▶ _WRITTEN INSTRUCTION_
From the listing below, extract every line in which the word "créé" appears.

▶ _Stored entries_
[START]

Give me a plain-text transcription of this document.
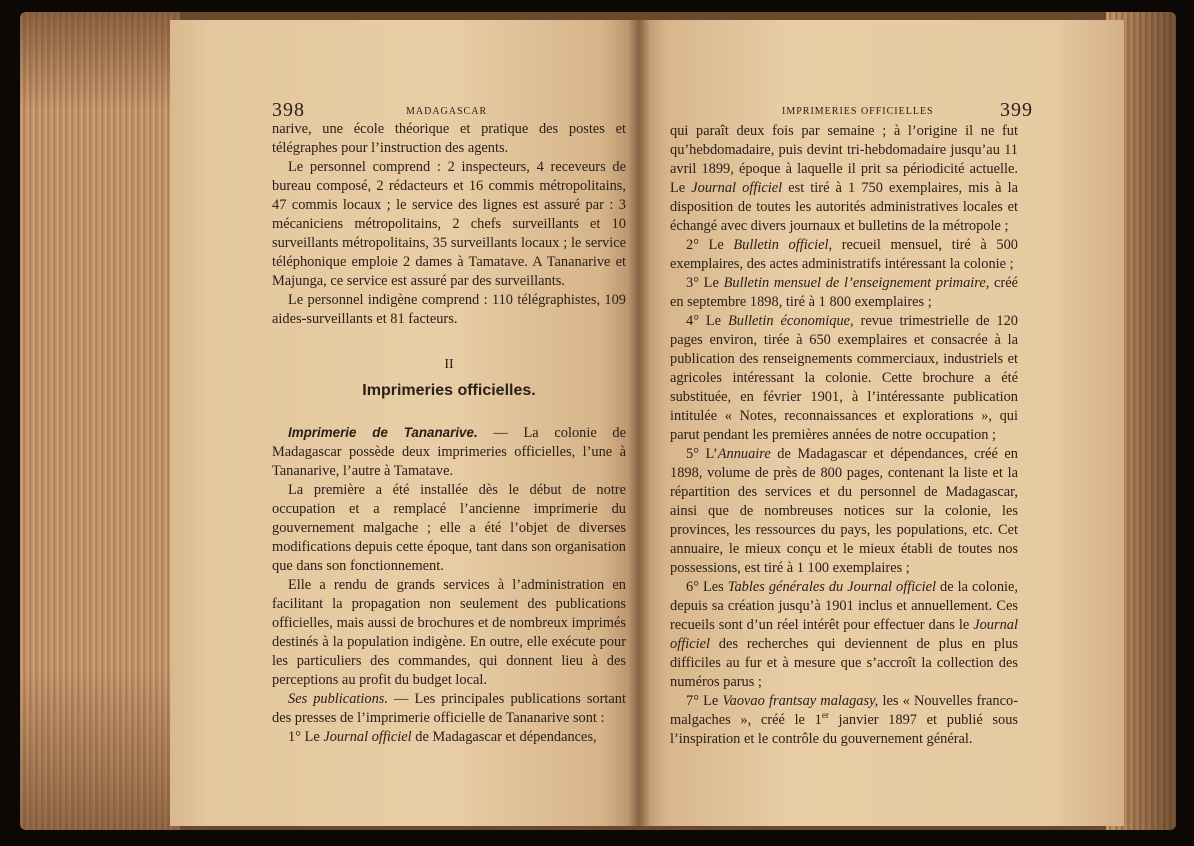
398	MADAGASCAR

narive, une école théorique et pratique des postes et télégraphes pour l’instruction des agents.

Le personnel comprend : 2 inspecteurs, 4 receveurs de bureau composé, 2 rédacteurs et 16 commis métropolitains, 47 commis locaux ; le service des lignes est assuré par : 3 mécaniciens métropolitains, 2 chefs surveillants et 10 surveillants métropolitains, 35 surveillants locaux ; le service téléphonique emploie 2 dames à Tamatave. A Tananarive et Majunga, ce service est assuré par des surveillants.

Le personnel indigène comprend : 110 télégraphistes, 109 aides-surveillants et 81 facteurs.

II
Imprimeries officielles.

Imprimerie de Tananarive. — La colonie de Madagascar possède deux imprimeries officielles, l’une à Tananarive, l’autre à Tamatave.

La première a été installée dès le début de notre occupation et a remplacé l’ancienne imprimerie du gouvernement malgache ; elle a été l’objet de diverses modifications depuis cette époque, tant dans son organisation que dans son fonctionnement.

Elle a rendu de grands services à l’administration en facilitant la propagation non seulement des publications officielles, mais aussi de brochures et de nombreux imprimés destinés à la population indigène. En outre, elle exécute pour les particuliers des commandes, qui donnent lieu à des perceptions au profit du budget local.

Ses publications. — Les principales publications sortant des presses de l’imprimerie officielle de Tananarive sont :

1° Le Journal officiel de Madagascar et dépendances,

IMPRIMERIES OFFICIELLES	399

qui paraît deux fois par semaine ; à l’origine il ne fut qu’hebdomadaire, puis devint tri-hebdomadaire jusqu’au 11 avril 1899, époque à laquelle il prit sa périodicité actuelle. Le Journal officiel est tiré à 1 750 exemplaires, mis à la disposition de toutes les autorités administratives locales et échangé avec divers journaux et bulletins de la métropole ;

2° Le Bulletin officiel, recueil mensuel, tiré à 500 exemplaires, des actes administratifs intéressant la colonie ;

3° Le Bulletin mensuel de l’enseignement primaire, créé en septembre 1898, tiré à 1 800 exemplaires ;

4° Le Bulletin économique, revue trimestrielle de 120 pages environ, tirée à 650 exemplaires et consacrée à la publication des renseignements commerciaux, industriels et agricoles intéressant la colonie. Cette brochure a été substituée, en février 1901, à l’intéressante publication intitulée « Notes, reconnaissances et explorations », qui parut pendant les premières années de notre occupation ;

5° L’Annuaire de Madagascar et dépendances, créé en 1898, volume de près de 800 pages, contenant la liste et la répartition des services et du personnel de Madagascar, ainsi que de nombreuses notices sur la colonie, les provinces, les ressources du pays, les populations, etc. Cet annuaire, le mieux conçu et le mieux établi de toutes nos possessions, est tiré à 1 100 exemplaires ;

6° Les Tables générales du Journal officiel de la colonie, depuis sa création jusqu’à 1901 inclus et annuellement. Ces recueils sont d’un réel intérêt pour effectuer dans le Journal officiel des recherches qui deviennent de plus en plus difficiles au fur et à mesure que s’accroît la collection des numéros parus ;

7° Le Vaovao frantsay malagasy, les « Nouvelles franco-malgaches », créé le 1er janvier 1897 et publié sous l’inspiration et le contrôle du gouvernement général.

[END]

▶ _EXERCISE ANSWER_
3° Le Bulletin mensuel de l’enseignement primaire, créé en septembre 1898, tiré à 1 800 exemplaires ;
5° L’Annuaire de Madagascar et dépendances, créé en 1898, volume de près de 800 pages, contenant la liste et la répartition des services et du personnel de Madagascar, ainsi que de nombreuses notices sur la colonie, les provinces, les ressources du pays, les populations, etc. Cet annuaire, le mieux conçu et le mieux établi de toutes nos possessions, est tiré à 1 100 exemplaires ;
7° Le Vaovao frantsay malagasy, les « Nouvelles franco-malgaches », créé le 1er janvier 1897 et publié sous l’inspiration et le contrôle du gouvernement général.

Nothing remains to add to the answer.